- _Task objective_
Please reproduce every record, keeping each one exactly as written.

- _Records supplied_

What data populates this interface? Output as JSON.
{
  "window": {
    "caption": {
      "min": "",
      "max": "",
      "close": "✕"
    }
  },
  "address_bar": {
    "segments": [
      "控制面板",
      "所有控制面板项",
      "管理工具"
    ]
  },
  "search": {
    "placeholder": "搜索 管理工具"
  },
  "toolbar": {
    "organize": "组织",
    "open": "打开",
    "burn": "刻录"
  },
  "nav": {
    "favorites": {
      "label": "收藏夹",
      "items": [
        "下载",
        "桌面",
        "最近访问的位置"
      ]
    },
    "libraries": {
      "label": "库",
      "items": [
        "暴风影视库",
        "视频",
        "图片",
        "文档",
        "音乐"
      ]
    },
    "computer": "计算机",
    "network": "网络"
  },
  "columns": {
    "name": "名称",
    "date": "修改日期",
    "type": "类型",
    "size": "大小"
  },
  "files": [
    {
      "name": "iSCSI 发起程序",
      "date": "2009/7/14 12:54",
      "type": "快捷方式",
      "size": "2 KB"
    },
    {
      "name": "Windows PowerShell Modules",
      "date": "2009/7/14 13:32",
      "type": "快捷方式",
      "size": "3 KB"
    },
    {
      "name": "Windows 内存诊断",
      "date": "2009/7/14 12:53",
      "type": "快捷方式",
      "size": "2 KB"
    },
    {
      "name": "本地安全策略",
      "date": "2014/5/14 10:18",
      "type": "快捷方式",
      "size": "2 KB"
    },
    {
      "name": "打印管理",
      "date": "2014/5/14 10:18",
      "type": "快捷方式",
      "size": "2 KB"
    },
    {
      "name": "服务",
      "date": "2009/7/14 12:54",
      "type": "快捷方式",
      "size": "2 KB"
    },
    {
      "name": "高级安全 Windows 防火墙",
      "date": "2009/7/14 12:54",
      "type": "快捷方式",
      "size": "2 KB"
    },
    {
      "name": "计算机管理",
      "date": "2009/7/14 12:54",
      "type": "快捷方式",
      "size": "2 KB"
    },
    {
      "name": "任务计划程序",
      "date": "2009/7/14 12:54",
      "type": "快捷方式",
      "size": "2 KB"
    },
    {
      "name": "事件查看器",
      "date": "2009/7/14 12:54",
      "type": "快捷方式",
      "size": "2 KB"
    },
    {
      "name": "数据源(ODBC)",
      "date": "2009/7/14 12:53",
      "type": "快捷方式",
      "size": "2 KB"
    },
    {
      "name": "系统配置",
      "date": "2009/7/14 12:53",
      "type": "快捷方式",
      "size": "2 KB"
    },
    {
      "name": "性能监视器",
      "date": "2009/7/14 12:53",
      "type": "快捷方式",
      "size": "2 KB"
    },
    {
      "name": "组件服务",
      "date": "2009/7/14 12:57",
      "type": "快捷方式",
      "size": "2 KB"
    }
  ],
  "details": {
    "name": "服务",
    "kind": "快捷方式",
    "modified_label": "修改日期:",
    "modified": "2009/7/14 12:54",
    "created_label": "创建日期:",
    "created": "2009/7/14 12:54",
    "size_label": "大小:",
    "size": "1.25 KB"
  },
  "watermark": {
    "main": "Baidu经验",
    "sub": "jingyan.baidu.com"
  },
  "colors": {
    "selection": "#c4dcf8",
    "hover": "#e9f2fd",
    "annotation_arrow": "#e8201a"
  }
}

- _Correct result_
What data populates this interface? Output as JSON.
{
  "window": {
    "caption": {
      "min": "",
      "max": "",
      "close": "✕"
    }
  },
  "address_bar": {
    "segments": [
      "控制面板",
      "所有控制面板项",
      "管理工具"
    ]
  },
  "search": {
    "placeholder": "搜索 管理工具"
  },
  "toolbar": {
    "organize": "组织",
    "open": "打开",
    "burn": "刻录"
  },
  "nav": {
    "favorites": {
      "label": "收藏夹",
      "items": [
        "下载",
        "桌面",
        "最近访问的位置"
      ]
    },
    "libraries": {
      "label": "库",
      "items": [
        "暴风影视库",
        "视频",
        "图片",
        "文档",
        "音乐"
      ]
    },
    "computer": "计算机",
    "network": "网络"
  },
  "columns": {
    "name": "名称",
    "date": "修改日期",
    "type": "类型",
    "size": "大小"
  },
  "files": [
    {
      "name": "iSCSI 发起程序",
      "date": "2009/7/14 12:54",
      "type": "快捷方式",
      "size": "2 KB"
    },
    {
      "name": "Windows PowerShell Modules",
      "date": "2009/7/14 13:32",
      "type": "快捷方式",
      "size": "3 KB"
    },
    {
      "name": "Windows 内存诊断",
      "date": "2009/7/14 12:53",
      "type": "快捷方式",
      "size": "2 KB"
    },
    {
      "name": "本地安全策略",
      "date": "2014/5/14 10:18",
      "type": "快捷方式",
      "size": "2 KB"
    },
    {
      "name": "打印管理",
      "date": "2014/5/14 10:18",
      "type": "快捷方式",
      "size": "2 KB"
    },
    {
      "name": "服务",
      "date": "2009/7/14 12:54",
      "type": "快捷方式",
      "size": "2 KB"
    },
    {
      "name": "高级安全 Windows 防火墙",
      "date": "2009/7/14 12:54",
      "type": "快捷方式",
      "size": "2 KB"
    },
    {
      "name": "计算机管理",
      "date": "2009/7/14 12:54",
      "type": "快捷方式",
      "size": "2 KB"
    },
    {
      "name": "任务计划程序",
      "date": "2009/7/14 12:54",
      "type": "快捷方式",
      "size": "2 KB"
    },
    {
      "name": "事件查看器",
      "date": "2009/7/14 12:54",
      "type": "快捷方式",
      "size": "2 KB"
    },
    {
      "name": "数据源(ODBC)",
      "date": "2009/7/14 12:53",
      "type": "快捷方式",
      "size": "2 KB"
    },
    {
      "name": "系统配置",
      "date": "2009/7/14 12:53",
      "type": "快捷方式",
      "size": "2 KB"
    },
    {
      "name": "性能监视器",
      "date": "2009/7/14 12:53",
      "type": "快捷方式",
      "size": "2 KB"
    },
    {
      "name": "组件服务",
      "date": "2009/7/14 12:57",
      "type": "快捷方式",
      "size": "2 KB"
    }
  ],
  "details": {
    "name": "服务",
    "kind": "快捷方式",
    "modified_label": "修改日期:",
    "modified": "2009/7/14 12:54",
    "created_label": "创建日期:",
    "created": "2009/7/14 12:54",
    "size_label": "大小:",
    "size": "1.25 KB"
  },
  "watermark": {
    "main": "Baidu经验",
    "sub": "jingyan.baidu.com"
  },
  "colors": {
    "selection": "#c4dcf8",
    "hover": "#e9f2fd",
    "annotation_arrow": "#e8201a"
  }
}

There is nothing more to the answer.